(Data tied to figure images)
┌──

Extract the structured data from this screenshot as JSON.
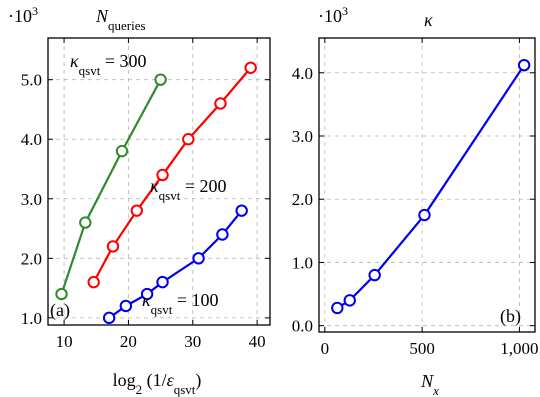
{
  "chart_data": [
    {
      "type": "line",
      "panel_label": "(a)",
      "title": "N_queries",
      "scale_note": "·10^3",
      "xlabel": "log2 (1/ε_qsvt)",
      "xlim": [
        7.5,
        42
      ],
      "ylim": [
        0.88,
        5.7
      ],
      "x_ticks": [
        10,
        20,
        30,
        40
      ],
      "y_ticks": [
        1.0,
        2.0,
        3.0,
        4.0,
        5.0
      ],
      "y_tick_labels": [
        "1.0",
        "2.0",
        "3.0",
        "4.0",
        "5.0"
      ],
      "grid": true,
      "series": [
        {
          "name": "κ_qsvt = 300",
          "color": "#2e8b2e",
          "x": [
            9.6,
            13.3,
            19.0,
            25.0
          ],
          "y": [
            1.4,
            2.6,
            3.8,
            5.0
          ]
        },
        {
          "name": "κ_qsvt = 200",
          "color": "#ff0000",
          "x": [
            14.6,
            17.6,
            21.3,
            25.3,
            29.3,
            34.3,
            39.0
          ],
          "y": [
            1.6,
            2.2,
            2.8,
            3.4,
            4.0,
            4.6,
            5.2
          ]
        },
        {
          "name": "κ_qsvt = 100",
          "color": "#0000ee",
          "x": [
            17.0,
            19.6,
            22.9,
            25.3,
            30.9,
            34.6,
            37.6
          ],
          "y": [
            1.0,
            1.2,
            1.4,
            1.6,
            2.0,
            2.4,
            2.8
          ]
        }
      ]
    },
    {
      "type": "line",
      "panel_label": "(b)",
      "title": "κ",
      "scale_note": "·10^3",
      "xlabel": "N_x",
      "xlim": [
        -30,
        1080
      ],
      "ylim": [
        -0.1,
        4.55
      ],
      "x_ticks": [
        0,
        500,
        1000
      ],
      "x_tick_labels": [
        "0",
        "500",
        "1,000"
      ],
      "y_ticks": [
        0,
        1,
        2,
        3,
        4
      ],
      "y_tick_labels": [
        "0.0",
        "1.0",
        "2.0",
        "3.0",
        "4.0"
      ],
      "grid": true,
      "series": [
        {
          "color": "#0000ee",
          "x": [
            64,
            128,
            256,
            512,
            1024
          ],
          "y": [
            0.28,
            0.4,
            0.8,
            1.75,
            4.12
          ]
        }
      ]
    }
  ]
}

└──

* _The task_: Repeat each entry precisely as it appears. Leave the pictures out.

* _Task solution_:
Extract the structured data from this screenshot as JSON.
{
  "chart_data": [
    {
      "type": "line",
      "panel_label": "(a)",
      "title": "N_queries",
      "scale_note": "·10^3",
      "xlabel": "log2 (1/ε_qsvt)",
      "xlim": [
        7.5,
        42
      ],
      "ylim": [
        0.88,
        5.7
      ],
      "x_ticks": [
        10,
        20,
        30,
        40
      ],
      "y_ticks": [
        1.0,
        2.0,
        3.0,
        4.0,
        5.0
      ],
      "y_tick_labels": [
        "1.0",
        "2.0",
        "3.0",
        "4.0",
        "5.0"
      ],
      "grid": true,
      "series": [
        {
          "name": "κ_qsvt = 300",
          "color": "#2e8b2e",
          "x": [
            9.6,
            13.3,
            19.0,
            25.0
          ],
          "y": [
            1.4,
            2.6,
            3.8,
            5.0
          ]
        },
        {
          "name": "κ_qsvt = 200",
          "color": "#ff0000",
          "x": [
            14.6,
            17.6,
            21.3,
            25.3,
            29.3,
            34.3,
            39.0
          ],
          "y": [
            1.6,
            2.2,
            2.8,
            3.4,
            4.0,
            4.6,
            5.2
          ]
        },
        {
          "name": "κ_qsvt = 100",
          "color": "#0000ee",
          "x": [
            17.0,
            19.6,
            22.9,
            25.3,
            30.9,
            34.6,
            37.6
          ],
          "y": [
            1.0,
            1.2,
            1.4,
            1.6,
            2.0,
            2.4,
            2.8
          ]
        }
      ]
    },
    {
      "type": "line",
      "panel_label": "(b)",
      "title": "κ",
      "scale_note": "·10^3",
      "xlabel": "N_x",
      "xlim": [
        -30,
        1080
      ],
      "ylim": [
        -0.1,
        4.55
      ],
      "x_ticks": [
        0,
        500,
        1000
      ],
      "x_tick_labels": [
        "0",
        "500",
        "1,000"
      ],
      "y_ticks": [
        0,
        1,
        2,
        3,
        4
      ],
      "y_tick_labels": [
        "0.0",
        "1.0",
        "2.0",
        "3.0",
        "4.0"
      ],
      "grid": true,
      "series": [
        {
          "color": "#0000ee",
          "x": [
            64,
            128,
            256,
            512,
            1024
          ],
          "y": [
            0.28,
            0.4,
            0.8,
            1.75,
            4.12
          ]
        }
      ]
    }
  ]
}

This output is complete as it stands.